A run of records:

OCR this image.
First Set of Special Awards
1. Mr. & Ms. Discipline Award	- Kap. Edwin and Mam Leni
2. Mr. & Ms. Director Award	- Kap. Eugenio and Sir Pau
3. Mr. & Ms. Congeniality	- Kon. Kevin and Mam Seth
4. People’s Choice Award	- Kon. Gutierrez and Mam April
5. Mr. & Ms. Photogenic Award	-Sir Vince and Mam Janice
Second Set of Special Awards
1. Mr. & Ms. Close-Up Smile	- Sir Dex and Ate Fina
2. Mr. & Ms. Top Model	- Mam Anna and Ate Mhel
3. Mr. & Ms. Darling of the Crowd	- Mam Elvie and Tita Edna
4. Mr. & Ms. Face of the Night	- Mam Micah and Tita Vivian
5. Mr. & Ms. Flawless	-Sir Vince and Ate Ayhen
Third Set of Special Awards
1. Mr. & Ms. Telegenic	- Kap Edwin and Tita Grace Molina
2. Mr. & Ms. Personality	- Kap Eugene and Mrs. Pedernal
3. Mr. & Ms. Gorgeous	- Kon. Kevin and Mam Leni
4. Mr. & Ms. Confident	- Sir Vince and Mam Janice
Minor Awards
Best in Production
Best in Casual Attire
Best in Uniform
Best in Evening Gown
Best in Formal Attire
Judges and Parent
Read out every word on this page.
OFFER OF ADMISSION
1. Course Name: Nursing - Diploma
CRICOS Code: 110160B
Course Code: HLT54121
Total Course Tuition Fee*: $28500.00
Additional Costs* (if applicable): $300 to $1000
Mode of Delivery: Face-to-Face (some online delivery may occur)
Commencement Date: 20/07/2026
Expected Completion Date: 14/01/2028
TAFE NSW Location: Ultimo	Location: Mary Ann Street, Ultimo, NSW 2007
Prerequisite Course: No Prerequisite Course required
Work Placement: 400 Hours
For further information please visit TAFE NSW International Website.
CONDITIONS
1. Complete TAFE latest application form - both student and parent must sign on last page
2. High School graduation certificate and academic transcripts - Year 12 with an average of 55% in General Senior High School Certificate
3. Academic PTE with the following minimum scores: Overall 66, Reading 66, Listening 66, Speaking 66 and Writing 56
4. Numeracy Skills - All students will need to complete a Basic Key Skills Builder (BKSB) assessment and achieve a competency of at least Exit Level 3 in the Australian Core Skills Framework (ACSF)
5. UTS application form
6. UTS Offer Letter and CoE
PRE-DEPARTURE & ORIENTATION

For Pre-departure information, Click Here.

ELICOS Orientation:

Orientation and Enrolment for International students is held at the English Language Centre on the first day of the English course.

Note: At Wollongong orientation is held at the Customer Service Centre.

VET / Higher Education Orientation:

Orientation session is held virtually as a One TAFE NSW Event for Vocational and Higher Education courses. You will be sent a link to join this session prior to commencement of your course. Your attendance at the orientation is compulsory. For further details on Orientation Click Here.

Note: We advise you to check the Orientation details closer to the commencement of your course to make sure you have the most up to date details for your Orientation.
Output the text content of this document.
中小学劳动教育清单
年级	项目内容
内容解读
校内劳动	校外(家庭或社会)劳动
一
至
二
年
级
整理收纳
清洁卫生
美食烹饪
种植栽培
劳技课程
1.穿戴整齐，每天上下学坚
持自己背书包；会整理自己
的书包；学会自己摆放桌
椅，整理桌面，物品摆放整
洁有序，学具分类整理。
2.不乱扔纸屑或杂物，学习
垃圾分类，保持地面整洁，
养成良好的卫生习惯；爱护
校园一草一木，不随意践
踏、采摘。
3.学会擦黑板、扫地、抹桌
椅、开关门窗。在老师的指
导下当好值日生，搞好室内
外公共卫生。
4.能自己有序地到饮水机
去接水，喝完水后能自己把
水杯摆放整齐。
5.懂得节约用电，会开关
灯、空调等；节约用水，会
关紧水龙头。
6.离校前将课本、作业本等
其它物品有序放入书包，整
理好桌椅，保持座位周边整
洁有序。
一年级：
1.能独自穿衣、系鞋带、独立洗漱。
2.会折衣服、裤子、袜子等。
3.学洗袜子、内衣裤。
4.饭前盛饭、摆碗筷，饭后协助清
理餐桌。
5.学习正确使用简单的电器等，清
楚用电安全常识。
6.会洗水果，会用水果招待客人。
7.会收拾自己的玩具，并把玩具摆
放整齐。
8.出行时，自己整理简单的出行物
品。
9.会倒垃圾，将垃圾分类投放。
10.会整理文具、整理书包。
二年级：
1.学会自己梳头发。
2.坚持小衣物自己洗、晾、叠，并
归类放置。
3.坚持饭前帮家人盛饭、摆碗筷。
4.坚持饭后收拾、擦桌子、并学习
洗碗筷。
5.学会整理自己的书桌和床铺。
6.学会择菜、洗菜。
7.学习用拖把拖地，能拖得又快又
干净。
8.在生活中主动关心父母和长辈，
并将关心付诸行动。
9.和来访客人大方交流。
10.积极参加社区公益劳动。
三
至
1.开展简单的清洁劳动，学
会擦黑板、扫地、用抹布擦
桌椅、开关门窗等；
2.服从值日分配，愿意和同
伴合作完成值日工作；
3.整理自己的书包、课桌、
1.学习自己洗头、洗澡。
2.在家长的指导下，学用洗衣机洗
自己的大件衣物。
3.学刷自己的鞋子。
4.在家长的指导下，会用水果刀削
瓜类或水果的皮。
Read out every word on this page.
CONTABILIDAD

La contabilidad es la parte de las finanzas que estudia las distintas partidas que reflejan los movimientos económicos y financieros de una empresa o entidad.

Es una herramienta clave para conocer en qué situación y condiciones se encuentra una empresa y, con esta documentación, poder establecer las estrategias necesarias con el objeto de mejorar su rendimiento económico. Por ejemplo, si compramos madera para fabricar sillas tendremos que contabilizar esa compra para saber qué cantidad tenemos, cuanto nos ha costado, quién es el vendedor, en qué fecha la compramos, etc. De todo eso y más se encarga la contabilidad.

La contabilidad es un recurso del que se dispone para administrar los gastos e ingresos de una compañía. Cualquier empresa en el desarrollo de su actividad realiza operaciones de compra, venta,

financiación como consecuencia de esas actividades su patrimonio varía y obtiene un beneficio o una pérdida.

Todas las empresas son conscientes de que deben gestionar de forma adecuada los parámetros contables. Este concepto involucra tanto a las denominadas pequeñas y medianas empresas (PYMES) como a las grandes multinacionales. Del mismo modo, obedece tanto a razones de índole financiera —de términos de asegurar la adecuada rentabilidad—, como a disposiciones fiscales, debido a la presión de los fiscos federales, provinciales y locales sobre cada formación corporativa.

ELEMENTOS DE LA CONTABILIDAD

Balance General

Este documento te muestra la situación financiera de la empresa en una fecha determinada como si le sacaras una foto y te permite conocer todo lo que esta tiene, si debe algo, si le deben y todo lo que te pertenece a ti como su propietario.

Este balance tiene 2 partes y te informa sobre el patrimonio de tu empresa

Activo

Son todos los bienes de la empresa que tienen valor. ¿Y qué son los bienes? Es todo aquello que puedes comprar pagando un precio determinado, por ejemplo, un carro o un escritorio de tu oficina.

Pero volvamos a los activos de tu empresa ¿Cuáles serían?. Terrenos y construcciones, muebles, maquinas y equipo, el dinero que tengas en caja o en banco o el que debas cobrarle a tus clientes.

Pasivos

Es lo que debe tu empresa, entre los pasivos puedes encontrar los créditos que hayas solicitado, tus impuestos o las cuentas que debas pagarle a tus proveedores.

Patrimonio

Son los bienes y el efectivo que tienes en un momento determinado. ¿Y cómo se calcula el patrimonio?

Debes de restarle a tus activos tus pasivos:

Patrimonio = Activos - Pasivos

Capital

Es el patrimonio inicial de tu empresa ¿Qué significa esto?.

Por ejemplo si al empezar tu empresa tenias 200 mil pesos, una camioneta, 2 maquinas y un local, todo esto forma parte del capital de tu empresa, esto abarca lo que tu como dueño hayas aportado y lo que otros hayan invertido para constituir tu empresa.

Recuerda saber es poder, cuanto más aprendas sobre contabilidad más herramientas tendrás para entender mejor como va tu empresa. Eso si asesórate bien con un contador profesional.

Task objective:
Write out each line of the data that holds the string "poder".

Right answer:
Es una herramienta clave para conocer en qué situación y condiciones se encuentra una empresa y, con esta documentación, poder establecer las estrategias necesarias con el objeto de mejorar su rendimiento económico. Por ejemplo, si compramos madera para fabricar sillas tendremos que contabilizar esa compra para saber qué cantidad tenemos, cuanto nos ha costado, quién es el vendedor, en qué fecha la compramos, etc. De todo eso y más se encarga la contabilidad.
Recuerda saber es poder, cuanto más aprendas sobre contabilidad más herramientas tendrás para entender mejor como va tu empresa. Eso si asesórate bien con un contador profesional.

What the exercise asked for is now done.